__Instructions for the task__: Establish how many lines in the material include the string "政治面貌" and report it as a lone number.

Data records
--- start ---

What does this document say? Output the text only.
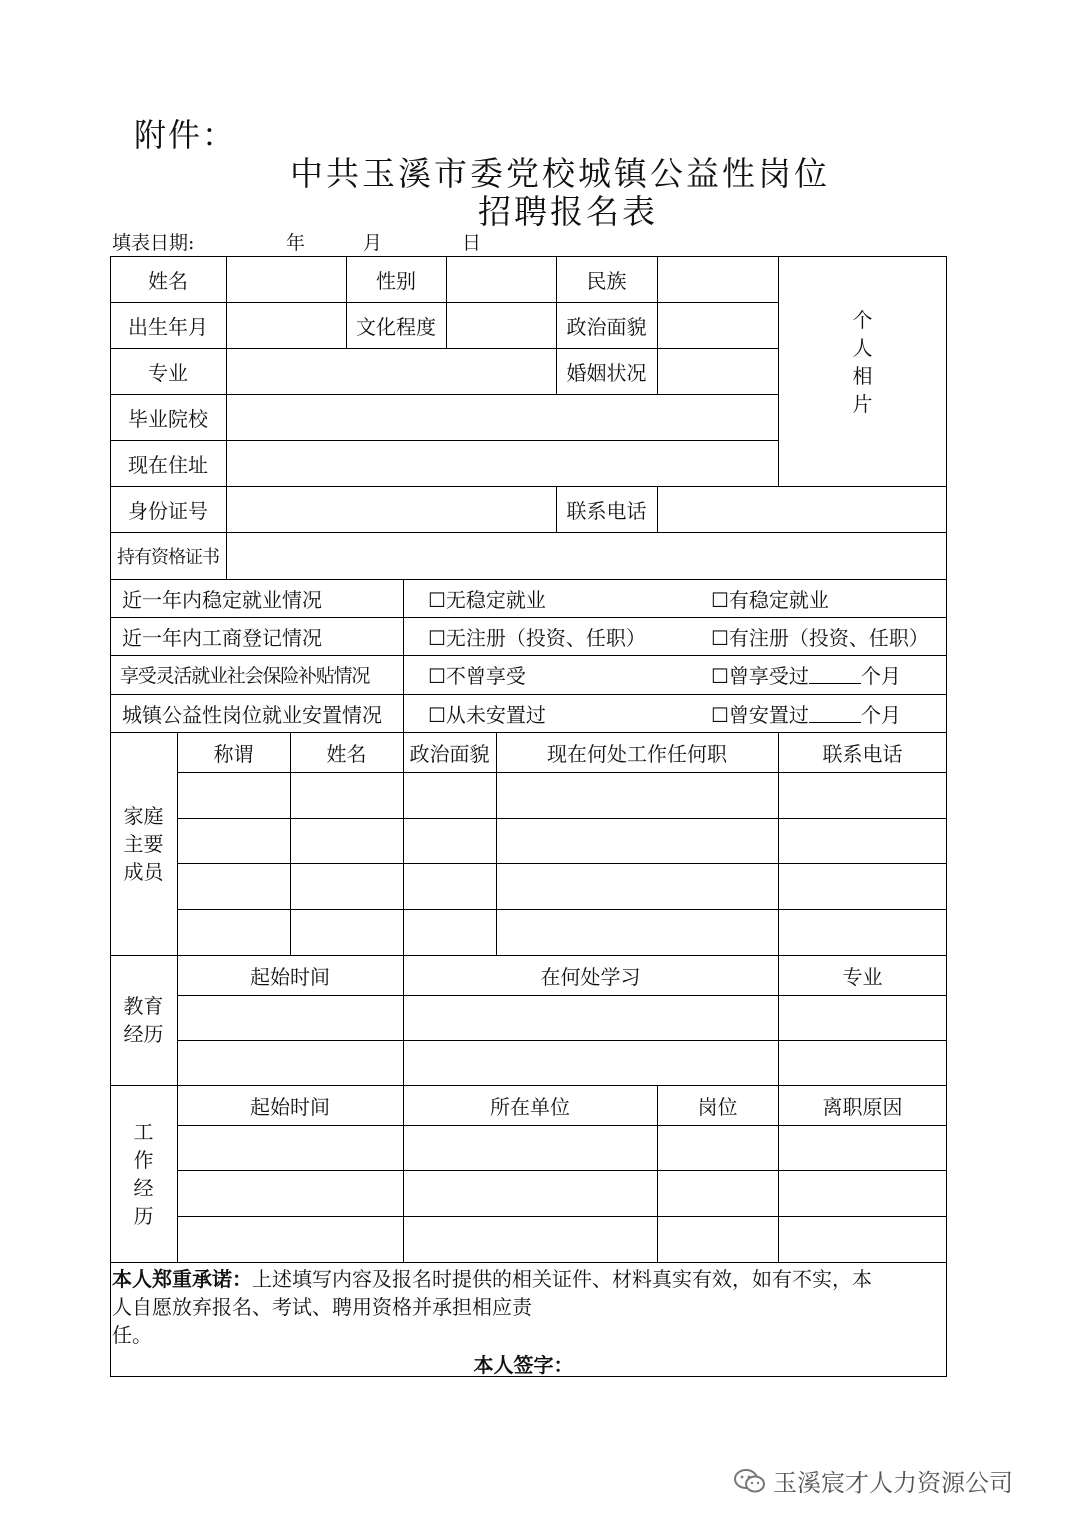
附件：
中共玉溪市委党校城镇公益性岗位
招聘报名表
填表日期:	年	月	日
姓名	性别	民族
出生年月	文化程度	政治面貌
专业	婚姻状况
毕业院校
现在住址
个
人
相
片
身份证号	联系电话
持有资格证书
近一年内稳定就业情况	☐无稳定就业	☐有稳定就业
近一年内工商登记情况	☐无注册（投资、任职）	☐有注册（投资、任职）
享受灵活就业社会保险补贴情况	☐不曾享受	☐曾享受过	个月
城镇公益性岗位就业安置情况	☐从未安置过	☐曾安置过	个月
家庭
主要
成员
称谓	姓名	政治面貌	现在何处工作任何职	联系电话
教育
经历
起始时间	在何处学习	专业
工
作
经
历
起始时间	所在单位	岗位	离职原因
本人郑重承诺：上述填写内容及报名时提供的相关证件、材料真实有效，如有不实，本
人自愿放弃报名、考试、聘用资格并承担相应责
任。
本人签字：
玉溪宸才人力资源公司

--- end ---

__Answer for the task__: 2